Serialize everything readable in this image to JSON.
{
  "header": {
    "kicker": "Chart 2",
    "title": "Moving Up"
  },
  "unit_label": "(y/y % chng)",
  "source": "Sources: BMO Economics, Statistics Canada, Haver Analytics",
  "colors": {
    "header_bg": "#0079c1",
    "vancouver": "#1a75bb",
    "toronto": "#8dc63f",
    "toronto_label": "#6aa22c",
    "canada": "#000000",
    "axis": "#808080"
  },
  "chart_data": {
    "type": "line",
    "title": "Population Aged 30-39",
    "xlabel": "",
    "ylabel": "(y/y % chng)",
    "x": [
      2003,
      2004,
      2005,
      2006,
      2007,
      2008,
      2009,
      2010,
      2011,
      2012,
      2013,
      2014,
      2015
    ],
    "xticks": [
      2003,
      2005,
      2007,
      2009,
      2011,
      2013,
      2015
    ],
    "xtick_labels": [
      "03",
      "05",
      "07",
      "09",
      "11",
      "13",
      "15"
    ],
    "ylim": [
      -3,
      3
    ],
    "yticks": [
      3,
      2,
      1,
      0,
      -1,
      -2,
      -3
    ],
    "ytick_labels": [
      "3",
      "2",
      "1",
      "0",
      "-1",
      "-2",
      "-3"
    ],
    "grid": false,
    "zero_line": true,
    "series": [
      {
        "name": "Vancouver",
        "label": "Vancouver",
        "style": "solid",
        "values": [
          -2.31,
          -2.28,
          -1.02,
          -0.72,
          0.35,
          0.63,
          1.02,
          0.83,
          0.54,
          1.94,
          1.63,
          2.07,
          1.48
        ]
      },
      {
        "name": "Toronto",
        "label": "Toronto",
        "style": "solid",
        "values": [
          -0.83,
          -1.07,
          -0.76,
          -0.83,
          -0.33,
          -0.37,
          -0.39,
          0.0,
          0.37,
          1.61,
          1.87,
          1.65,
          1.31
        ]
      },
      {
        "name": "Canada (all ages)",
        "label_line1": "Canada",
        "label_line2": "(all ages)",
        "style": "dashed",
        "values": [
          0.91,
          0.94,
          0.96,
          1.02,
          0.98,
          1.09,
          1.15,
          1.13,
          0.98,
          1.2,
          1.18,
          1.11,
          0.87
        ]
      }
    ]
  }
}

WRITTEN REQUEST: Give all the records again. Match them exactly.

EXERCISE RESPONSE:
Serialize everything readable in this image to JSON.
{
  "header": {
    "kicker": "Chart 2",
    "title": "Moving Up"
  },
  "unit_label": "(y/y % chng)",
  "source": "Sources: BMO Economics, Statistics Canada, Haver Analytics",
  "colors": {
    "header_bg": "#0079c1",
    "vancouver": "#1a75bb",
    "toronto": "#8dc63f",
    "toronto_label": "#6aa22c",
    "canada": "#000000",
    "axis": "#808080"
  },
  "chart_data": {
    "type": "line",
    "title": "Population Aged 30-39",
    "xlabel": "",
    "ylabel": "(y/y % chng)",
    "x": [
      2003,
      2004,
      2005,
      2006,
      2007,
      2008,
      2009,
      2010,
      2011,
      2012,
      2013,
      2014,
      2015
    ],
    "xticks": [
      2003,
      2005,
      2007,
      2009,
      2011,
      2013,
      2015
    ],
    "xtick_labels": [
      "03",
      "05",
      "07",
      "09",
      "11",
      "13",
      "15"
    ],
    "ylim": [
      -3,
      3
    ],
    "yticks": [
      3,
      2,
      1,
      0,
      -1,
      -2,
      -3
    ],
    "ytick_labels": [
      "3",
      "2",
      "1",
      "0",
      "-1",
      "-2",
      "-3"
    ],
    "grid": false,
    "zero_line": true,
    "series": [
      {
        "name": "Vancouver",
        "label": "Vancouver",
        "style": "solid",
        "values": [
          -2.31,
          -2.28,
          -1.02,
          -0.72,
          0.35,
          0.63,
          1.02,
          0.83,
          0.54,
          1.94,
          1.63,
          2.07,
          1.48
        ]
      },
      {
        "name": "Toronto",
        "label": "Toronto",
        "style": "solid",
        "values": [
          -0.83,
          -1.07,
          -0.76,
          -0.83,
          -0.33,
          -0.37,
          -0.39,
          0.0,
          0.37,
          1.61,
          1.87,
          1.65,
          1.31
        ]
      },
      {
        "name": "Canada (all ages)",
        "label_line1": "Canada",
        "label_line2": "(all ages)",
        "style": "dashed",
        "values": [
          0.91,
          0.94,
          0.96,
          1.02,
          0.98,
          1.09,
          1.15,
          1.13,
          0.98,
          1.2,
          1.18,
          1.11,
          0.87
        ]
      }
    ]
  }
}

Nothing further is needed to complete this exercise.